* Exercise details
Skip every image and restate the data word for word.

### Records for the exercise ###

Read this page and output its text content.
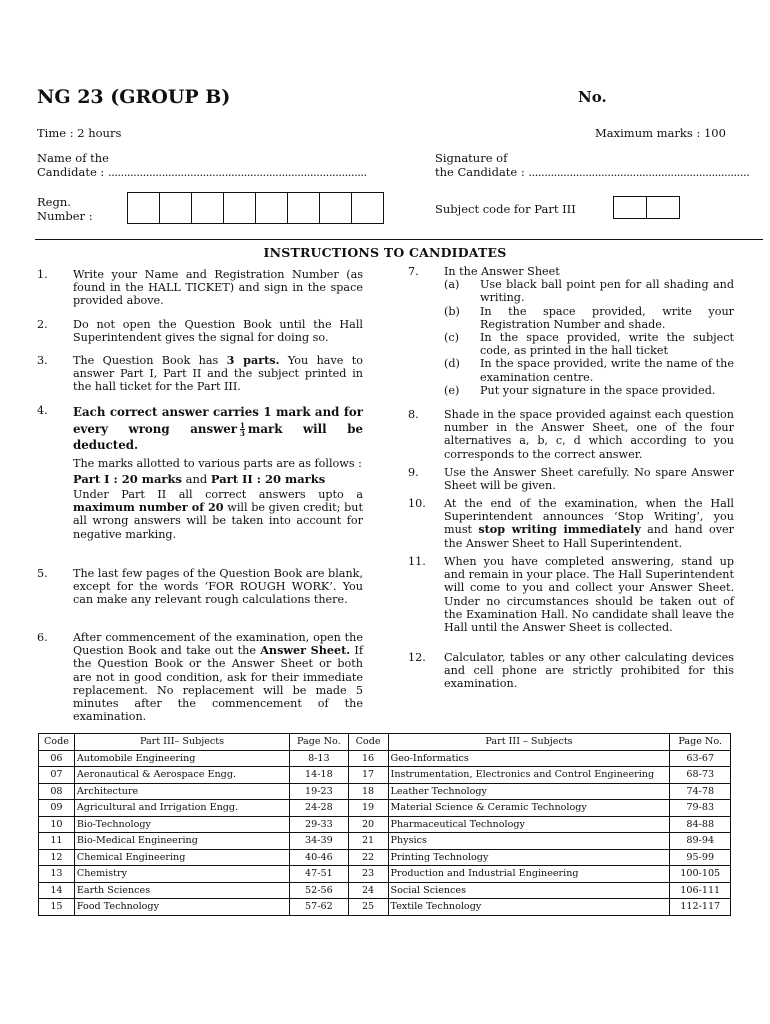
NG 23 (GROUP B)	No.
Time : 2 hours	Maximum marks : 100
Name of the
Candidate : ..................................................................................
Signature of
the Candidate : ......................................................................
Regn.
Number :	Subject code for Part III
INSTRUCTIONS TO CANDIDATES
1. Write your Name and Registration Number (as found in the HALL TICKET) and sign in the space provided above.
2. Do not open the Question Book until the Hall Superintendent gives the signal for doing so.
3. The Question Book has 3 parts. You have to answer Part I, Part II and the subject printed in the hall ticket for the Part III.
4. Each correct answer carries 1 mark and for every wrong answer $\frac{1}{3}$ mark will be deducted.
The marks allotted to various parts are as follows :
Part I : 20 marks and Part II : 20 marks
Under Part II all correct answers upto a maximum number of 20 will be given credit; but all wrong answers will be taken into account for negative marking.
5. The last few pages of the Question Book are blank, except for the words ‘FOR ROUGH WORK’. You can make any relevant rough calculations there.
6. After commencement of the examination, open the Question Book and take out the Answer Sheet. If the Question Book or the Answer Sheet or both are not in good condition, ask for their immediate replacement. No replacement will be made 5 minutes after the commencement of the examination.
7. In the Answer Sheet
(a)	Use black ball point pen for all shading and writing.
(b)	In the space provided, write your Registration Number and shade.
(c)	In the space provided, write the subject code, as printed in the hall ticket
(d)	In the space provided, write the name of the examination centre.
(e)	Put your signature in the space provided.
8. Shade in the space provided against each question number in the Answer Sheet, one of the four alternatives a, b, c, d which according to you corresponds to the correct answer.
9. Use the Answer Sheet carefully. No spare Answer Sheet will be given.
10. At the end of the examination, when the Hall Superintendent announces ‘Stop Writing’, you must stop writing immediately and hand over the Answer Sheet to Hall Superintendent.
11. When you have completed answering, stand up and remain in your place. The Hall Superintendent will come to you and collect your Answer Sheet. Under no circumstances should be taken out of the Examination Hall. No candidate shall leave the Hall until the Answer Sheet is collected.
12. Calculator, tables or any other calculating devices and cell phone are strictly prohibited for this examination.
Code	Part III– Subjects	Page No.	Code	Part III – Subjects	Page No.
06	Automobile Engineering	8-13	16	Geo-Informatics	63-67
07	Aeronautical & Aerospace Engg.	14-18	17	Instrumentation, Electronics and Control Engineering	68-73
08	Architecture	19-23	18	Leather Technology	74-78
09	Agricultural and Irrigation Engg.	24-28	19	Material Science & Ceramic Technology	79-83
10	Bio-Technology	29-33	20	Pharmaceutical Technology	84-88
11	Bio-Medical Engineering	34-39	21	Physics	89-94
12	Chemical Engineering	40-46	22	Printing Technology	95-99
13	Chemistry	47-51	23	Production and Industrial Engineering	100-105
14	Earth Sciences	52-56	24	Social Sciences	106-111
15	Food Technology	57-62	25	Textile Technology	112-117
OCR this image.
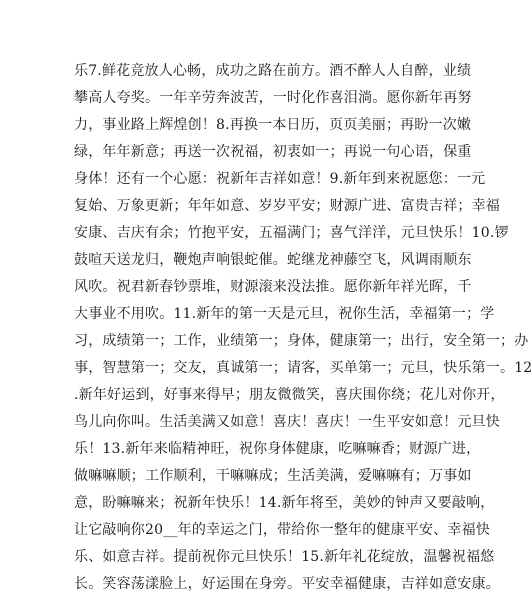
乐7.鲜花竞放人心畅，成功之路在前方。酒不醉人人自醉，业绩
攀高人夸奖。一年辛劳奔波苦，一时化作喜泪淌。愿你新年再努
力，事业路上辉煌创！8.再换一本日历，页页美丽；再盼一次嫩
绿，年年新意；再送一次祝福，初衷如一；再说一句心语，保重
身体！还有一个心愿：祝新年吉祥如意！9.新年到来祝愿您：一元
复始、万象更新；年年如意、岁岁平安；财源广进、富贵吉祥；幸福
安康、吉庆有余；竹抱平安，五福满门；喜气洋洋，元旦快乐！10.锣
鼓喧天送龙归，鞭炮声响银蛇催。蛇继龙神藤空飞，风调雨顺东
风吹。祝君新春钞票堆，财源滚来没法推。愿你新年祥光晖，千
大事业不用吹。11.新年的第一天是元旦，祝你生活，幸福第一；学
习，成绩第一；工作，业绩第一；身体，健康第一；出行，安全第一；办
事，智慧第一；交友，真诚第一；请客，买单第一；元旦，快乐第一。12
.新年好运到，好事来得早；朋友微微笑，喜庆围你绕；花儿对你开，
鸟儿向你叫。生活美满又如意！喜庆！喜庆！一生平安如意！元旦快
乐！13.新年来临精神旺，祝你身体健康，吃嘛嘛香；财源广进，
做嘛嘛顺；工作顺利，干嘛嘛成；生活美满，爱嘛嘛有；万事如
意，盼嘛嘛来；祝新年快乐！14.新年将至，美妙的钟声又要敲响，
让它敲响你20__年的幸运之门，带给你一整年的健康平安、幸福快
乐、如意吉祥。提前祝你元旦快乐！15.新年礼花绽放，温馨祝福悠
长。笑容荡漾脸上，好运围在身旁。平安幸福健康，吉祥如意安康。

###

* Exercise answer
Read this page and output its text content.
NG 23 (GROUP B)	No.
Time : 2 hours	Maximum marks : 100
Name of the
Candidate : ..................................................................................
Signature of
the Candidate : ......................................................................
Regn.
Number :	Subject code for Part III
INSTRUCTIONS TO CANDIDATES
1. Write your Name and Registration Number (as found in the HALL TICKET) and sign in the space provided above.
2. Do not open the Question Book until the Hall Superintendent gives the signal for doing so.
3. The Question Book has 3 parts. You have to answer Part I, Part II and the subject printed in the hall ticket for the Part III.
4. Each correct answer carries 1 mark and for every wrong answer $\frac{1}{3}$ mark will be deducted.
The marks allotted to various parts are as follows :
Part I : 20 marks and Part II : 20 marks
Under Part II all correct answers upto a maximum number of 20 will be given credit; but all wrong answers will be taken into account for negative marking.
5. The last few pages of the Question Book are blank, except for the words ‘FOR ROUGH WORK’. You can make any relevant rough calculations there.
6. After commencement of the examination, open the Question Book and take out the Answer Sheet. If the Question Book or the Answer Sheet or both are not in good condition, ask for their immediate replacement. No replacement will be made 5 minutes after the commencement of the examination.
7. In the Answer Sheet
(a)	Use black ball point pen for all shading and writing.
(b)	In the space provided, write your Registration Number and shade.
(c)	In the space provided, write the subject code, as printed in the hall ticket
(d)	In the space provided, write the name of the examination centre.
(e)	Put your signature in the space provided.
8. Shade in the space provided against each question number in the Answer Sheet, one of the four alternatives a, b, c, d which according to you corresponds to the correct answer.
9. Use the Answer Sheet carefully. No spare Answer Sheet will be given.
10. At the end of the examination, when the Hall Superintendent announces ‘Stop Writing’, you must stop writing immediately and hand over the Answer Sheet to Hall Superintendent.
11. When you have completed answering, stand up and remain in your place. The Hall Superintendent will come to you and collect your Answer Sheet. Under no circumstances should be taken out of the Examination Hall. No candidate shall leave the Hall until the Answer Sheet is collected.
12. Calculator, tables or any other calculating devices and cell phone are strictly prohibited for this examination.
Code	Part III– Subjects	Page No.	Code	Part III – Subjects	Page No.
06	Automobile Engineering	8-13	16	Geo-Informatics	63-67
07	Aeronautical & Aerospace Engg.	14-18	17	Instrumentation, Electronics and Control Engineering	68-73
08	Architecture	19-23	18	Leather Technology	74-78
09	Agricultural and Irrigation Engg.	24-28	19	Material Science & Ceramic Technology	79-83
10	Bio-Technology	29-33	20	Pharmaceutical Technology	84-88
11	Bio-Medical Engineering	34-39	21	Physics	89-94
12	Chemical Engineering	40-46	22	Printing Technology	95-99
13	Chemistry	47-51	23	Production and Industrial Engineering	100-105
14	Earth Sciences	52-56	24	Social Sciences	106-111
15	Food Technology	57-62	25	Textile Technology	112-117
OCR this image.
乐7.鲜花竞放人心畅，成功之路在前方。酒不醉人人自醉，业绩
攀高人夸奖。一年辛劳奔波苦，一时化作喜泪淌。愿你新年再努
力，事业路上辉煌创！8.再换一本日历，页页美丽；再盼一次嫩
绿，年年新意；再送一次祝福，初衷如一；再说一句心语，保重
身体！还有一个心愿：祝新年吉祥如意！9.新年到来祝愿您：一元
复始、万象更新；年年如意、岁岁平安；财源广进、富贵吉祥；幸福
安康、吉庆有余；竹抱平安，五福满门；喜气洋洋，元旦快乐！10.锣
鼓喧天送龙归，鞭炮声响银蛇催。蛇继龙神藤空飞，风调雨顺东
风吹。祝君新春钞票堆，财源滚来没法推。愿你新年祥光晖，千
大事业不用吹。11.新年的第一天是元旦，祝你生活，幸福第一；学
习，成绩第一；工作，业绩第一；身体，健康第一；出行，安全第一；办
事，智慧第一；交友，真诚第一；请客，买单第一；元旦，快乐第一。12
.新年好运到，好事来得早；朋友微微笑，喜庆围你绕；花儿对你开，
鸟儿向你叫。生活美满又如意！喜庆！喜庆！一生平安如意！元旦快
乐！13.新年来临精神旺，祝你身体健康，吃嘛嘛香；财源广进，
做嘛嘛顺；工作顺利，干嘛嘛成；生活美满，爱嘛嘛有；万事如
意，盼嘛嘛来；祝新年快乐！14.新年将至，美妙的钟声又要敲响，
让它敲响你20__年的幸运之门，带给你一整年的健康平安、幸福快
乐、如意吉祥。提前祝你元旦快乐！15.新年礼花绽放，温馨祝福悠
长。笑容荡漾脸上，好运围在身旁。平安幸福健康，吉祥如意安康。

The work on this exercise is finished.